**Short problem**
Please pull out every line that includes the string "link".

**Task inputs**
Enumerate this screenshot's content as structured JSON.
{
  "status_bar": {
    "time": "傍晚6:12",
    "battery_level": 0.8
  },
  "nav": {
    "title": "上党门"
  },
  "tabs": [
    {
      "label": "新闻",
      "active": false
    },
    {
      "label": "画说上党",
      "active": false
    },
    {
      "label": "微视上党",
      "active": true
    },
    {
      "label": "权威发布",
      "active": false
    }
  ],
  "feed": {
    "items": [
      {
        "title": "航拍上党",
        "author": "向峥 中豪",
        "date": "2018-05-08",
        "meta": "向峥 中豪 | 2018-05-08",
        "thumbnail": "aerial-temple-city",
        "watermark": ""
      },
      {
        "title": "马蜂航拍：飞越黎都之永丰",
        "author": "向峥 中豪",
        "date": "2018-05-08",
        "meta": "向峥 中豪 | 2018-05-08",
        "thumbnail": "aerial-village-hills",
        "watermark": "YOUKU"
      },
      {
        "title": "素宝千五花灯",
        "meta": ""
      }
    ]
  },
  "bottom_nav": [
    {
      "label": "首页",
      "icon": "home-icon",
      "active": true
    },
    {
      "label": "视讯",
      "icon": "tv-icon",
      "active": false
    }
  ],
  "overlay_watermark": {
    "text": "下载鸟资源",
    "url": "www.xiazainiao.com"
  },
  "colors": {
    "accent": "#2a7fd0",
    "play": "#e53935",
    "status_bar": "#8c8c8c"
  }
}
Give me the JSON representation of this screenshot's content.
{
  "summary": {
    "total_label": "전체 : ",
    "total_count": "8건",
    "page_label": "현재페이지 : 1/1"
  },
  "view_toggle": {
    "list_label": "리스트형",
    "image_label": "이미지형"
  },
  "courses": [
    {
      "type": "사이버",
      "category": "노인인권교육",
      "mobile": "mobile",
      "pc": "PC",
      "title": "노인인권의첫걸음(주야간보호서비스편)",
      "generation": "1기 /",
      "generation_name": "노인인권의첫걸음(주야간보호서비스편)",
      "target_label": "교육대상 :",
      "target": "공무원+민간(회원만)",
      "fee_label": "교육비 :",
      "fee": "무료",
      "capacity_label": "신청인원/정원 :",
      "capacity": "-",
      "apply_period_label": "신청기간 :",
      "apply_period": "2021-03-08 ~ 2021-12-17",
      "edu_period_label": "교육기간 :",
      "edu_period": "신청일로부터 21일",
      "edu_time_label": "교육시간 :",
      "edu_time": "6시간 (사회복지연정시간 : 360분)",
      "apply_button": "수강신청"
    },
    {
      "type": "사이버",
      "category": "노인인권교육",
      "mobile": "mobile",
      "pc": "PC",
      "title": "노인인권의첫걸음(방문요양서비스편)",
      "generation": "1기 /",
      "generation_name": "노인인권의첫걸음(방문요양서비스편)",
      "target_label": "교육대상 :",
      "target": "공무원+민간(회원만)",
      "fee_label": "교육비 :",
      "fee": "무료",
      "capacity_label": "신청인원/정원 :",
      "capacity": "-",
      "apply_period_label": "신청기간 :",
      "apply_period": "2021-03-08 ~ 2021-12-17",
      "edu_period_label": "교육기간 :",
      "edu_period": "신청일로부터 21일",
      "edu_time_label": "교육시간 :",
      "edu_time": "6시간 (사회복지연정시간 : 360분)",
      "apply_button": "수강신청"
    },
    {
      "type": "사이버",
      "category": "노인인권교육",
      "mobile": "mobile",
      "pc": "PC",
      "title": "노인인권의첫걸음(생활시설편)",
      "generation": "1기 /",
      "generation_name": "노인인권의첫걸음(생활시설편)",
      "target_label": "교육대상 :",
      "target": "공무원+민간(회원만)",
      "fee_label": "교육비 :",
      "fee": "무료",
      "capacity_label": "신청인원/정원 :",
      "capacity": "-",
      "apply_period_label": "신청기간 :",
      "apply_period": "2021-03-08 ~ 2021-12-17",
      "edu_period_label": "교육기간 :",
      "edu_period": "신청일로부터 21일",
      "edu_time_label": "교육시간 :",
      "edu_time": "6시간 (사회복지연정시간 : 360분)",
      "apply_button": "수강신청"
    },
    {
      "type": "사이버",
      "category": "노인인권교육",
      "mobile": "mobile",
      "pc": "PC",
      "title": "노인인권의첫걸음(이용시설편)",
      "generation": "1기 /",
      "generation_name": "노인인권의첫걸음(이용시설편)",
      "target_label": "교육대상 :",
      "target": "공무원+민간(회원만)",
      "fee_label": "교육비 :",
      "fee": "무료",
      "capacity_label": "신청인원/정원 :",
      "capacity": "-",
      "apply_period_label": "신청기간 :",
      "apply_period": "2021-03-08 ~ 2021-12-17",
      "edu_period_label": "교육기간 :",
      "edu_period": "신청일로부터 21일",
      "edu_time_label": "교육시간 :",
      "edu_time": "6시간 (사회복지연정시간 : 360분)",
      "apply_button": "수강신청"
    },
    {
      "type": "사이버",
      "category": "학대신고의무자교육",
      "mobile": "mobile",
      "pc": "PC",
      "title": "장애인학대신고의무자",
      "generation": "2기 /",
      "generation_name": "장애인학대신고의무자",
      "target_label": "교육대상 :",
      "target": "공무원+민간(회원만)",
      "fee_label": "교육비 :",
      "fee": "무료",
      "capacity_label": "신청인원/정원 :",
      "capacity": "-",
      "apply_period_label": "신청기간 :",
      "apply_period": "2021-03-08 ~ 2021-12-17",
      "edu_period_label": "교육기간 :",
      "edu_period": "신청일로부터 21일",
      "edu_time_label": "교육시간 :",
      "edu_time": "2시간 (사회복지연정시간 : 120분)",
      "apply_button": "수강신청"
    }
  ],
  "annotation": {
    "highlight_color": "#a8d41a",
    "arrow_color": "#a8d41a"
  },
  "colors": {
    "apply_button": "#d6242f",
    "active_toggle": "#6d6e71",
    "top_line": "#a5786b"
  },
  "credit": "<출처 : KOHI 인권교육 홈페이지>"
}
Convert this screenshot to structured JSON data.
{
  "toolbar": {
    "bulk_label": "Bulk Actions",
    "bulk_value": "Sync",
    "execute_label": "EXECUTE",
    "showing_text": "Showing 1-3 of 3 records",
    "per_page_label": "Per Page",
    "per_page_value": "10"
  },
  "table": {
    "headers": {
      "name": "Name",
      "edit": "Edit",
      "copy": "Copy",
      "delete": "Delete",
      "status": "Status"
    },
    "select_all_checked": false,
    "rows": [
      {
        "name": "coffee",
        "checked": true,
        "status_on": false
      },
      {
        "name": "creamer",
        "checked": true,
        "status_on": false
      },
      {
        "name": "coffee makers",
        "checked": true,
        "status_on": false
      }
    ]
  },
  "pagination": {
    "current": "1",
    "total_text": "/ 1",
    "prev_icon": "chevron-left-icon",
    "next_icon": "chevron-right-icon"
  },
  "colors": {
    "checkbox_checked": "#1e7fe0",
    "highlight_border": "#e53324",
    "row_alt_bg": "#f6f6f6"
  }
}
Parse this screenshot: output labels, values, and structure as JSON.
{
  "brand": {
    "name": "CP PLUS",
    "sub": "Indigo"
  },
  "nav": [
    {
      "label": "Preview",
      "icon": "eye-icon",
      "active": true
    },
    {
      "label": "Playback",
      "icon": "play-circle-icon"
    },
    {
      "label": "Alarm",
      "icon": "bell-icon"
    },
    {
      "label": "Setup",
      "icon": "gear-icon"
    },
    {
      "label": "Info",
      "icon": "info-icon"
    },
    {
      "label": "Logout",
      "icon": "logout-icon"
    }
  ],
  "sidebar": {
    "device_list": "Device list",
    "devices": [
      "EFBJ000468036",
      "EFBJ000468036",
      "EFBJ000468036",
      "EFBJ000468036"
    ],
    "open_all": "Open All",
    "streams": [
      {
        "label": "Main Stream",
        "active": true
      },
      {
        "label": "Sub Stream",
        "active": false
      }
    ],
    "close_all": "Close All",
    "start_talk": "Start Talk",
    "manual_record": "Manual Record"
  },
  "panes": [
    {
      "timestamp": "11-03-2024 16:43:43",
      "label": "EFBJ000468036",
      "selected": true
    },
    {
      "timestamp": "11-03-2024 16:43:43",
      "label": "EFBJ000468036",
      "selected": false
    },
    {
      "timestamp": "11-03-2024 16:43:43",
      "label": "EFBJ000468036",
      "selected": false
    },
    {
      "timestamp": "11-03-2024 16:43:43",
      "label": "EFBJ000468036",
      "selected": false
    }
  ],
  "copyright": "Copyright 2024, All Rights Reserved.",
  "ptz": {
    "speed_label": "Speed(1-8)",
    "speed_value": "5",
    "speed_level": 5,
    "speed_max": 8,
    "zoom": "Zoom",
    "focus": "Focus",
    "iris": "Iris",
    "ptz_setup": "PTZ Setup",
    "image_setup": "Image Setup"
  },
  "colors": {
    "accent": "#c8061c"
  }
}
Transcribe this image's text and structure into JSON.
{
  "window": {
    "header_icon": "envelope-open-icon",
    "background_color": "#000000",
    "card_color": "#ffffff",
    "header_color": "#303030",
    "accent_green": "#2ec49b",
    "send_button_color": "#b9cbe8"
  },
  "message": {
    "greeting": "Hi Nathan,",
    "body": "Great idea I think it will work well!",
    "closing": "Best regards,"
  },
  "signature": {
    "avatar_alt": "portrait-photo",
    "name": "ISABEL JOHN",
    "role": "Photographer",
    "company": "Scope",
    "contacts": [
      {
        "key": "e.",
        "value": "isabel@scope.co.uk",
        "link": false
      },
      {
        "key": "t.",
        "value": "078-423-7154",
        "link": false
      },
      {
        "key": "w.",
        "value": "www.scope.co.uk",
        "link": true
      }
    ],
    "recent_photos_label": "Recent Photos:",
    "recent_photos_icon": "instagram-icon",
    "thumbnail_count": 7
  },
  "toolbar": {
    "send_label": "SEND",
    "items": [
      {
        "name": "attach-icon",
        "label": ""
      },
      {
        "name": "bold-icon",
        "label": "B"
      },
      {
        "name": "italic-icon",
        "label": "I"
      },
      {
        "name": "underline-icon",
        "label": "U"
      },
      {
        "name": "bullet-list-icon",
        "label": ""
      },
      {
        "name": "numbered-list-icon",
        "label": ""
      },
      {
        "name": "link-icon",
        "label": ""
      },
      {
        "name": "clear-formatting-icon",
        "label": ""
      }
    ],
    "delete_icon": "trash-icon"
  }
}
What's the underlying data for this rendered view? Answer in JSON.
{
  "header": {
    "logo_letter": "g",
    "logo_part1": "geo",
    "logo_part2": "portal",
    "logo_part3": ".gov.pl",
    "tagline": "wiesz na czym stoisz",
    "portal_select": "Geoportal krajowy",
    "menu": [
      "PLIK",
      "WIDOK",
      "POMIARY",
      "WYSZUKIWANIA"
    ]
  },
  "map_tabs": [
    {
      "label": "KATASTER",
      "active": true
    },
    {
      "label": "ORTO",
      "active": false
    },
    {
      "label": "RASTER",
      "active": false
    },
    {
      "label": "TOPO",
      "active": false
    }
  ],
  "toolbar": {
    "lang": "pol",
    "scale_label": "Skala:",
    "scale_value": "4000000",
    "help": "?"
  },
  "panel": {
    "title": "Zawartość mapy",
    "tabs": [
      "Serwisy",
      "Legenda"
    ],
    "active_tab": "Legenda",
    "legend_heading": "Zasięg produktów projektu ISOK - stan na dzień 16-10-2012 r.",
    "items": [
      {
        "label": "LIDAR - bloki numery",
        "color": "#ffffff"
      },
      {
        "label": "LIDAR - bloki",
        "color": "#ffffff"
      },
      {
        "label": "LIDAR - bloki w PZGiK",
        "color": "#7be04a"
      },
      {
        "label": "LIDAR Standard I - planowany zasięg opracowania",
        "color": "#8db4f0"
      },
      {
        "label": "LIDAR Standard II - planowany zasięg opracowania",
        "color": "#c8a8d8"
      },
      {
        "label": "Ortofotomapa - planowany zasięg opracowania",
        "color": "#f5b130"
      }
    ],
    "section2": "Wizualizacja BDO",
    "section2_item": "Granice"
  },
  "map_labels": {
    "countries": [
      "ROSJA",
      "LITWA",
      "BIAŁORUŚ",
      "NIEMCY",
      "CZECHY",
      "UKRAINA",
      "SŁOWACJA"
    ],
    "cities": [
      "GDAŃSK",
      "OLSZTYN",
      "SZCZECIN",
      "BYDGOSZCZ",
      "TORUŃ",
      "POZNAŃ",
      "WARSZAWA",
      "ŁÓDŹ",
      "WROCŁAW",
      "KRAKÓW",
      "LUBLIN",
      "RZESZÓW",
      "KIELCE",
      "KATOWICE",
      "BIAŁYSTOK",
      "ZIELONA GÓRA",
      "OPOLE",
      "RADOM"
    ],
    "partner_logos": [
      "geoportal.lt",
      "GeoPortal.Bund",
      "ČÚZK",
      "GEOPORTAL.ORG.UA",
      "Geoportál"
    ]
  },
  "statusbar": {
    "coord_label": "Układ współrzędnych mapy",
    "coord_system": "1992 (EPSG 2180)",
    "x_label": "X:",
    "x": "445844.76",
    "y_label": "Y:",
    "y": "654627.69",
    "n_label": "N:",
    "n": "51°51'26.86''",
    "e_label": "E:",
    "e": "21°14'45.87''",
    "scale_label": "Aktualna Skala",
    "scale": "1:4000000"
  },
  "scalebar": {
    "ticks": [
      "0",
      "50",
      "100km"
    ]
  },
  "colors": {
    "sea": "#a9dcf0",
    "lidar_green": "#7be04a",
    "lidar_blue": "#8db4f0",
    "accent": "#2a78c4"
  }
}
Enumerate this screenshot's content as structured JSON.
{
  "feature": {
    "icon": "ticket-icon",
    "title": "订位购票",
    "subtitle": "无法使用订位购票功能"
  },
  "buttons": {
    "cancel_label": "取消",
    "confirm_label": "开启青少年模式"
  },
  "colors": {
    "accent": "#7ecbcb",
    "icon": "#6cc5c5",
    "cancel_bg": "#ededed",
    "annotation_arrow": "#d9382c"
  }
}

**Reply**
        "link": false
        "link": false
        "link": true
        "name": "link-icon",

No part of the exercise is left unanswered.